• STATED TASK
Print the entire listing. Each line must match the original exactly.
<<<<
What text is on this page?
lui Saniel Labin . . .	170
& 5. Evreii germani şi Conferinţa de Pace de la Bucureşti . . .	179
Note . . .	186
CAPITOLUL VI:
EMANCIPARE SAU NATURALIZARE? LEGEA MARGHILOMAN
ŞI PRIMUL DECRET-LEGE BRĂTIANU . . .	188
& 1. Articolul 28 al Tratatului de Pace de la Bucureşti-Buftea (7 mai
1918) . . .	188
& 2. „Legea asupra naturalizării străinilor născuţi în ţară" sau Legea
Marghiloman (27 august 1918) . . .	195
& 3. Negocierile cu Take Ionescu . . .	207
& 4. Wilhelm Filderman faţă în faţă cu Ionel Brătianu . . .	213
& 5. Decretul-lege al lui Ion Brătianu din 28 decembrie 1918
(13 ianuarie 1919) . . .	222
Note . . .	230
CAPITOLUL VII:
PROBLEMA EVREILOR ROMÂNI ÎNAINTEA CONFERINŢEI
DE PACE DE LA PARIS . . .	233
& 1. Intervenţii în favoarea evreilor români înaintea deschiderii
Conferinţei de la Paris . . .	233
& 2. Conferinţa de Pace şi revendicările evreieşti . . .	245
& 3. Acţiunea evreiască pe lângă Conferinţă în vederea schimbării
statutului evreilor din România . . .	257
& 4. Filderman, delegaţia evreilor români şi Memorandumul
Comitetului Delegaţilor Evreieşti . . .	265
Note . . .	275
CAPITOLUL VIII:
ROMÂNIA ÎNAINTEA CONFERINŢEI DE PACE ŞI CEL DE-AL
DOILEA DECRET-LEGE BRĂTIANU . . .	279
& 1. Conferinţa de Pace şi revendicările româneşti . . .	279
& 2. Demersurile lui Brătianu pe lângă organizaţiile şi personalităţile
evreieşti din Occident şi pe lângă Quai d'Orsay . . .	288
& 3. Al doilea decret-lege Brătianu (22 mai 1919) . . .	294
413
>>>>
• SOLUTION
What text is on this page?
lui Saniel Labin . . .	170
& 5. Evreii germani şi Conferinţa de Pace de la Bucureşti . . .	179
Note . . .	186
CAPITOLUL VI:
EMANCIPARE SAU NATURALIZARE? LEGEA MARGHILOMAN
ŞI PRIMUL DECRET-LEGE BRĂTIANU . . .	188
& 1. Articolul 28 al Tratatului de Pace de la Bucureşti-Buftea (7 mai
1918) . . .	188
& 2. „Legea asupra naturalizării străinilor născuţi în ţară" sau Legea
Marghiloman (27 august 1918) . . .	195
& 3. Negocierile cu Take Ionescu . . .	207
& 4. Wilhelm Filderman faţă în faţă cu Ionel Brătianu . . .	213
& 5. Decretul-lege al lui Ion Brătianu din 28 decembrie 1918
(13 ianuarie 1919) . . .	222
Note . . .	230
CAPITOLUL VII:
PROBLEMA EVREILOR ROMÂNI ÎNAINTEA CONFERINŢEI
DE PACE DE LA PARIS . . .	233
& 1. Intervenţii în favoarea evreilor români înaintea deschiderii
Conferinţei de la Paris . . .	233
& 2. Conferinţa de Pace şi revendicările evreieşti . . .	245
& 3. Acţiunea evreiască pe lângă Conferinţă în vederea schimbării
statutului evreilor din România . . .	257
& 4. Filderman, delegaţia evreilor români şi Memorandumul
Comitetului Delegaţilor Evreieşti . . .	265
Note . . .	275
CAPITOLUL VIII:
ROMÂNIA ÎNAINTEA CONFERINŢEI DE PACE ŞI CEL DE-AL
DOILEA DECRET-LEGE BRĂTIANU . . .	279
& 1. Conferinţa de Pace şi revendicările româneşti . . .	279
& 2. Demersurile lui Brătianu pe lângă organizaţiile şi personalităţile
evreieşti din Occident şi pe lângă Quai d'Orsay . . .	288
& 3. Al doilea decret-lege Brătianu (22 mai 1919) . . .	294
413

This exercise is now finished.